● What to produce: Each record below needs to be written out exactly as it appears.

● Source data:
⟨
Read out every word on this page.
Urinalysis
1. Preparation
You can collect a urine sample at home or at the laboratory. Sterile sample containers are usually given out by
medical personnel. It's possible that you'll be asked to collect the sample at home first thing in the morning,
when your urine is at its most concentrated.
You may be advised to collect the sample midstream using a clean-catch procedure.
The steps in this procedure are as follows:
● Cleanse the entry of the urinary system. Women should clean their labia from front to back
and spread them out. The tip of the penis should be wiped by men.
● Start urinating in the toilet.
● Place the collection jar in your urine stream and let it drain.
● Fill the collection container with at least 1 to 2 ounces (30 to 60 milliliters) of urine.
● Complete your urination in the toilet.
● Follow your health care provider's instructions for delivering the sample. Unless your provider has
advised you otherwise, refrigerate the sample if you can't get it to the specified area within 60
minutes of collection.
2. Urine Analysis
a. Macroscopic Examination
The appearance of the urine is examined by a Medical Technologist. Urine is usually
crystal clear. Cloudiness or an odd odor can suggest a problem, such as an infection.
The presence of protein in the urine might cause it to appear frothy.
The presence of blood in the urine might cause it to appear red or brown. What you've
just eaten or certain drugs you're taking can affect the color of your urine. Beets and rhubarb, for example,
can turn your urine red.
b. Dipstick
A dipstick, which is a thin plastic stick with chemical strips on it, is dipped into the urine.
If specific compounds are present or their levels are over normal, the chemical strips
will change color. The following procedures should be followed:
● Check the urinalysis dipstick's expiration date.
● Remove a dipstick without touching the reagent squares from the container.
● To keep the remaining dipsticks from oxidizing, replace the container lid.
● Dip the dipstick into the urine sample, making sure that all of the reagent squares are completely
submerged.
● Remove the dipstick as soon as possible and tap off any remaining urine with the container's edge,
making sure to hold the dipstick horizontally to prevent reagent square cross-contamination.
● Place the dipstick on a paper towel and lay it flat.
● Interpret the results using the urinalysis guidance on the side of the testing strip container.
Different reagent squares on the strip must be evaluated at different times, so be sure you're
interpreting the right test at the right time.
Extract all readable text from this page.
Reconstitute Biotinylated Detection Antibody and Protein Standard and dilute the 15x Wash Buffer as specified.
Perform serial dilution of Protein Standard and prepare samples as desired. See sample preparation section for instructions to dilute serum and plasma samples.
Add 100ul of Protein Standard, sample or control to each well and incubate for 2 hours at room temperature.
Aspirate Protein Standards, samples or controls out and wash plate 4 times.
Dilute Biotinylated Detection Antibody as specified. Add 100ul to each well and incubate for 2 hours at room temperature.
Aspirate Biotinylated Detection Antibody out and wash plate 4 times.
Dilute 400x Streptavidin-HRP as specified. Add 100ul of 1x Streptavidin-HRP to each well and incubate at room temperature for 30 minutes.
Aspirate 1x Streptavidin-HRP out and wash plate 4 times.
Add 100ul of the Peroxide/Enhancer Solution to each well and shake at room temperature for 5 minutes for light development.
⟩
● Output for this task:
Read out every word on this page.
Urinalysis
1. Preparation
You can collect a urine sample at home or at the laboratory. Sterile sample containers are usually given out by
medical personnel. It's possible that you'll be asked to collect the sample at home first thing in the morning,
when your urine is at its most concentrated.
You may be advised to collect the sample midstream using a clean-catch procedure.
The steps in this procedure are as follows:
● Cleanse the entry of the urinary system. Women should clean their labia from front to back
and spread them out. The tip of the penis should be wiped by men.
● Start urinating in the toilet.
● Place the collection jar in your urine stream and let it drain.
● Fill the collection container with at least 1 to 2 ounces (30 to 60 milliliters) of urine.
● Complete your urination in the toilet.
● Follow your health care provider's instructions for delivering the sample. Unless your provider has
advised you otherwise, refrigerate the sample if you can't get it to the specified area within 60
minutes of collection.
2. Urine Analysis
a. Macroscopic Examination
The appearance of the urine is examined by a Medical Technologist. Urine is usually
crystal clear. Cloudiness or an odd odor can suggest a problem, such as an infection.
The presence of protein in the urine might cause it to appear frothy.
The presence of blood in the urine might cause it to appear red or brown. What you've
just eaten or certain drugs you're taking can affect the color of your urine. Beets and rhubarb, for example,
can turn your urine red.
b. Dipstick
A dipstick, which is a thin plastic stick with chemical strips on it, is dipped into the urine.
If specific compounds are present or their levels are over normal, the chemical strips
will change color. The following procedures should be followed:
● Check the urinalysis dipstick's expiration date.
● Remove a dipstick without touching the reagent squares from the container.
● To keep the remaining dipsticks from oxidizing, replace the container lid.
● Dip the dipstick into the urine sample, making sure that all of the reagent squares are completely
submerged.
● Remove the dipstick as soon as possible and tap off any remaining urine with the container's edge,
making sure to hold the dipstick horizontally to prevent reagent square cross-contamination.
● Place the dipstick on a paper towel and lay it flat.
● Interpret the results using the urinalysis guidance on the side of the testing strip container.
Different reagent squares on the strip must be evaluated at different times, so be sure you're
interpreting the right test at the right time.
Extract all readable text from this page.
Reconstitute Biotinylated Detection Antibody and Protein Standard and dilute the 15x Wash Buffer as specified.
Perform serial dilution of Protein Standard and prepare samples as desired. See sample preparation section for instructions to dilute serum and plasma samples.
Add 100ul of Protein Standard, sample or control to each well and incubate for 2 hours at room temperature.
Aspirate Protein Standards, samples or controls out and wash plate 4 times.
Dilute Biotinylated Detection Antibody as specified. Add 100ul to each well and incubate for 2 hours at room temperature.
Aspirate Biotinylated Detection Antibody out and wash plate 4 times.
Dilute 400x Streptavidin-HRP as specified. Add 100ul of 1x Streptavidin-HRP to each well and incubate at room temperature for 30 minutes.
Aspirate 1x Streptavidin-HRP out and wash plate 4 times.
Add 100ul of the Peroxide/Enhancer Solution to each well and shake at room temperature for 5 minutes for light development.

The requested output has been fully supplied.